— Your objective —
Seek out every line containing the word "nieco", and copy each.

— Data lines —
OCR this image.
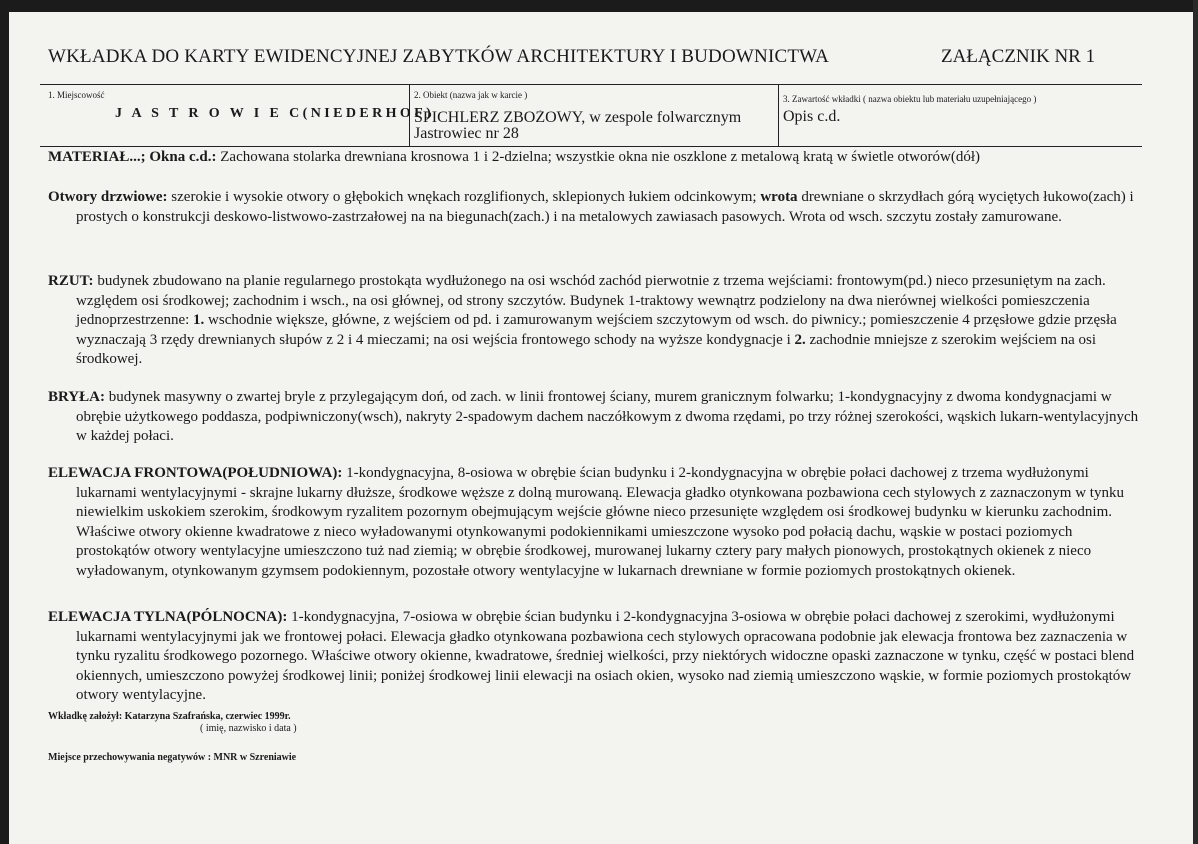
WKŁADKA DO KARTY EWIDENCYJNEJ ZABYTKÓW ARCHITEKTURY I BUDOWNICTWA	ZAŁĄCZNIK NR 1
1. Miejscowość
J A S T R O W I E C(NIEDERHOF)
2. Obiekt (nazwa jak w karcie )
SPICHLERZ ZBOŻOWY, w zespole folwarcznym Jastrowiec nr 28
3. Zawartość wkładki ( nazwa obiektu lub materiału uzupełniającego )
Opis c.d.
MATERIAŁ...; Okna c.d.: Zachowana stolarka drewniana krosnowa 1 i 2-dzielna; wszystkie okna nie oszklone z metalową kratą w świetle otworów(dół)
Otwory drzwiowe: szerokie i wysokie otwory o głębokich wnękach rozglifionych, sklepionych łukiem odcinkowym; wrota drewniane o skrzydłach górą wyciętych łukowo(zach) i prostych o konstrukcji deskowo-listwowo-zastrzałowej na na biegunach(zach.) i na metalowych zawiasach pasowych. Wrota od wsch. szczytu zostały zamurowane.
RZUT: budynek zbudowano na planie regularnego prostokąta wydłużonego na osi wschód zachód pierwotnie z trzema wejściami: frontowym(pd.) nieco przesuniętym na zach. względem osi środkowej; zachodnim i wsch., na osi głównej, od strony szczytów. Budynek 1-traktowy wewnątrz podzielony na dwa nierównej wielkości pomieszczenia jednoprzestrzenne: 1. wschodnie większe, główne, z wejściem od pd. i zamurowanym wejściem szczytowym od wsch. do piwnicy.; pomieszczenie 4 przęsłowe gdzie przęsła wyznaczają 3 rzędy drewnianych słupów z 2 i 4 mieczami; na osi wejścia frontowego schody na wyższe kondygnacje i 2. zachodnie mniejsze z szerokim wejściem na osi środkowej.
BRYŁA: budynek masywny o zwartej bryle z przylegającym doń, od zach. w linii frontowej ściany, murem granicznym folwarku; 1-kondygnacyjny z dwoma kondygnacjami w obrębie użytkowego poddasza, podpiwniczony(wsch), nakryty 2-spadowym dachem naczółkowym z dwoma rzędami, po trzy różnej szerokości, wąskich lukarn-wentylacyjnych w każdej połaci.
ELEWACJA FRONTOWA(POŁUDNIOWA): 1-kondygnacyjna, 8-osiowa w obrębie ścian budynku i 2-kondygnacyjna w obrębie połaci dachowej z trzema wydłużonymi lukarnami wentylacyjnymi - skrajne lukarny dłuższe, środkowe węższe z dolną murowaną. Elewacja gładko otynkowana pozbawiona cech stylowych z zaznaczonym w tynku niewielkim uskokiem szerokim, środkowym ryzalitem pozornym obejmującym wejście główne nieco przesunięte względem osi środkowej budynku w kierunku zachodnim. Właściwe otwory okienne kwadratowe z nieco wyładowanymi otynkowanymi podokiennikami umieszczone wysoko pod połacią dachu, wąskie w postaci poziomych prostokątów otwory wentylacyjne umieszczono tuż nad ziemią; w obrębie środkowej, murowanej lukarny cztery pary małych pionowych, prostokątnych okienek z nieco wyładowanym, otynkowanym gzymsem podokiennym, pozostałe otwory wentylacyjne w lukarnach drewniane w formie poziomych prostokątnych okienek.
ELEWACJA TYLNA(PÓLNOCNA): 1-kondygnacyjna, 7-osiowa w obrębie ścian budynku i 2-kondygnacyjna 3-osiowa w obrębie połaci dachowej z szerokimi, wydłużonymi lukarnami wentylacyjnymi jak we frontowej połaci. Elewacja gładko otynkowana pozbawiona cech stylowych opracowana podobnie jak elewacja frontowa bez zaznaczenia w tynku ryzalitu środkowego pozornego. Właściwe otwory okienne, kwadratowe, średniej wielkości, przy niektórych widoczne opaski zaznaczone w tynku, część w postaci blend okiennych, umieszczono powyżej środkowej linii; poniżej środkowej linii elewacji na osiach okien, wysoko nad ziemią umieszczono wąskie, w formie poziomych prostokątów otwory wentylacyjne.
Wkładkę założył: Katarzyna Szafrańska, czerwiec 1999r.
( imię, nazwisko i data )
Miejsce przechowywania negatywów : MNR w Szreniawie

...

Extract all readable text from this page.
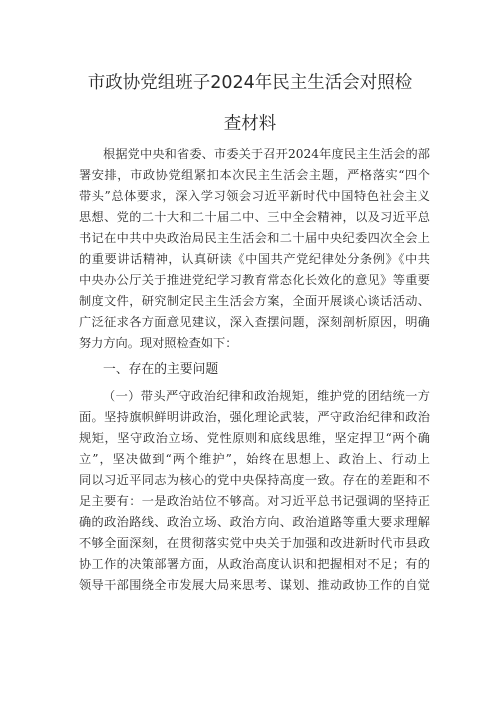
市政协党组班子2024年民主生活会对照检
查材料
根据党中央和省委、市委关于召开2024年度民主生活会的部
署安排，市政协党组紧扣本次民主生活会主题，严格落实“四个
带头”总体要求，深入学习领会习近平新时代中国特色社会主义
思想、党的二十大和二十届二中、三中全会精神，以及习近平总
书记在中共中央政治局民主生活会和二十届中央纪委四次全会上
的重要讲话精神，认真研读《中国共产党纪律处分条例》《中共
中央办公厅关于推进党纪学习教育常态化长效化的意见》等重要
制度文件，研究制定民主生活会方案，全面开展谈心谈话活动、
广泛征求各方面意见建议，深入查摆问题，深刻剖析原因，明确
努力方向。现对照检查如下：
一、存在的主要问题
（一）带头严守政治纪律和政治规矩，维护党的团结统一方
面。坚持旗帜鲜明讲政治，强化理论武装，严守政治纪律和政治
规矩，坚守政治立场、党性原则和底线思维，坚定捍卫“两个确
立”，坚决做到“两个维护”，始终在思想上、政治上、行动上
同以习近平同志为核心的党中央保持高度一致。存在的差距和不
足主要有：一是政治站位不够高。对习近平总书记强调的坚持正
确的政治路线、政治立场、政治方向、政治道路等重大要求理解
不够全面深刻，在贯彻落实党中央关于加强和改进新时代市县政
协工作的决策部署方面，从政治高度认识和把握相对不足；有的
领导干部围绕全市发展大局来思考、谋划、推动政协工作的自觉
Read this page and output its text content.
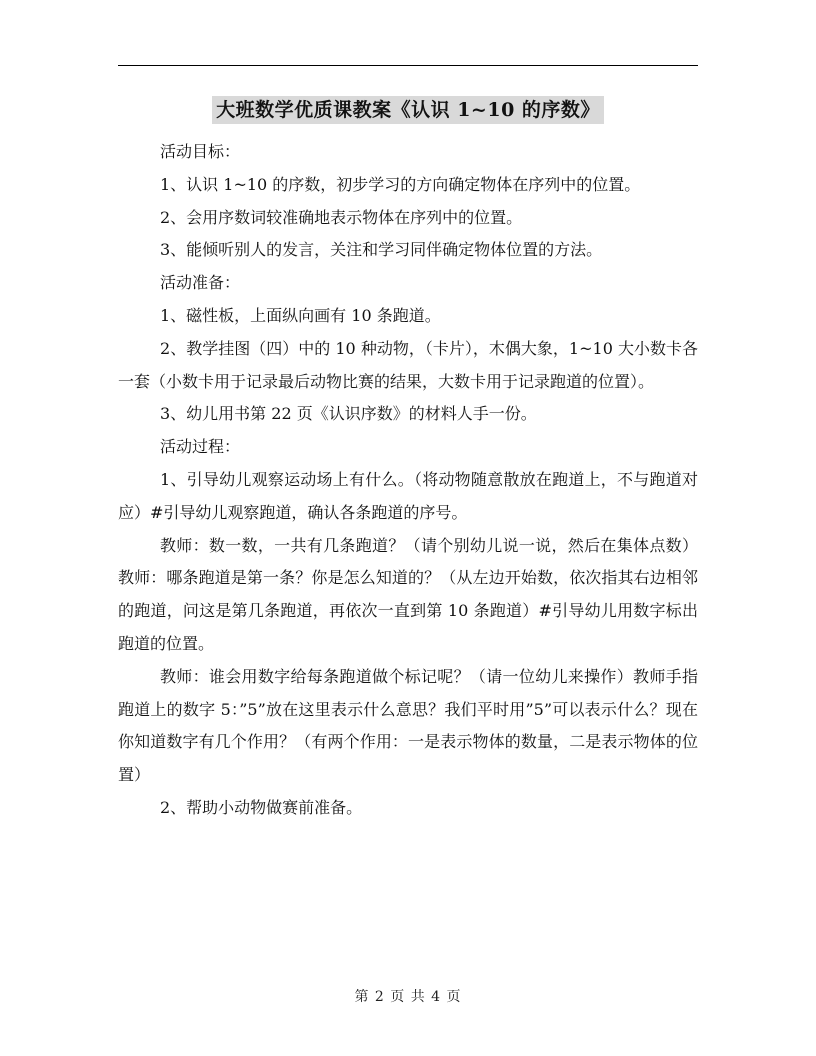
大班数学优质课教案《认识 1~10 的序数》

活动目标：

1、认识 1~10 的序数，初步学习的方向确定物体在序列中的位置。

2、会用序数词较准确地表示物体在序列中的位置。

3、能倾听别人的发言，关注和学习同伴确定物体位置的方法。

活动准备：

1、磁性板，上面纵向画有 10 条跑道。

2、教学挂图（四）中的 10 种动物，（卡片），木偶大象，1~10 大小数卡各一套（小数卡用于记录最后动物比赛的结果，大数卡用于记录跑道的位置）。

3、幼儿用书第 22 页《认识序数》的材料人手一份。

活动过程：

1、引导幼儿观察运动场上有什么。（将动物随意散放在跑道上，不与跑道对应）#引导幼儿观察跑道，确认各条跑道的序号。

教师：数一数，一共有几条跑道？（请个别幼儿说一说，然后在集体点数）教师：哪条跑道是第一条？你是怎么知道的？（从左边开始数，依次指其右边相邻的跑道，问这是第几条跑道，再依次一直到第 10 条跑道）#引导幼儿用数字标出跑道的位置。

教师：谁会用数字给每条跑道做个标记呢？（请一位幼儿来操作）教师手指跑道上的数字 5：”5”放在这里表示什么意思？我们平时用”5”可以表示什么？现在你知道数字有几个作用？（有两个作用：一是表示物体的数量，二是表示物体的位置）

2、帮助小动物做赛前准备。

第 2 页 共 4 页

— The reply —
RZUT: budynek zbudowano na planie regularnego prostokąta wydłużonego na osi wschód zachód pierwotnie z trzema wejściami: frontowym(pd.) nieco przesuniętym na zach. względem osi środkowej; zachodnim i wsch., na osi głównej, od strony szczytów. Budynek 1-traktowy wewnątrz podzielony na dwa nierównej wielkości pomieszczenia jednoprzestrzenne: 1. wschodnie większe, główne, z wejściem od pd. i zamurowanym wejściem szczytowym od wsch. do piwnicy.; pomieszczenie 4 przęsłowe gdzie przęsła wyznaczają 3 rzędy drewnianych słupów z 2 i 4 mieczami; na osi wejścia frontowego schody na wyższe kondygnacje i 2. zachodnie mniejsze z szerokim wejściem na osi środkowej.
ELEWACJA FRONTOWA(POŁUDNIOWA): 1-kondygnacyjna, 8-osiowa w obrębie ścian budynku i 2-kondygnacyjna w obrębie połaci dachowej z trzema wydłużonymi lukarnami wentylacyjnymi - skrajne lukarny dłuższe, środkowe węższe z dolną murowaną. Elewacja gładko otynkowana pozbawiona cech stylowych z zaznaczonym w tynku niewielkim uskokiem szerokim, środkowym ryzalitem pozornym obejmującym wejście główne nieco przesunięte względem osi środkowej budynku w kierunku zachodnim. Właściwe otwory okienne kwadratowe z nieco wyładowanymi otynkowanymi podokiennikami umieszczone wysoko pod połacią dachu, wąskie w postaci poziomych prostokątów otwory wentylacyjne umieszczono tuż nad ziemią; w obrębie środkowej, murowanej lukarny cztery pary małych pionowych, prostokątnych okienek z nieco wyładowanym, otynkowanym gzymsem podokiennym, pozostałe otwory wentylacyjne w lukarnach drewniane w formie poziomych prostokątnych okienek.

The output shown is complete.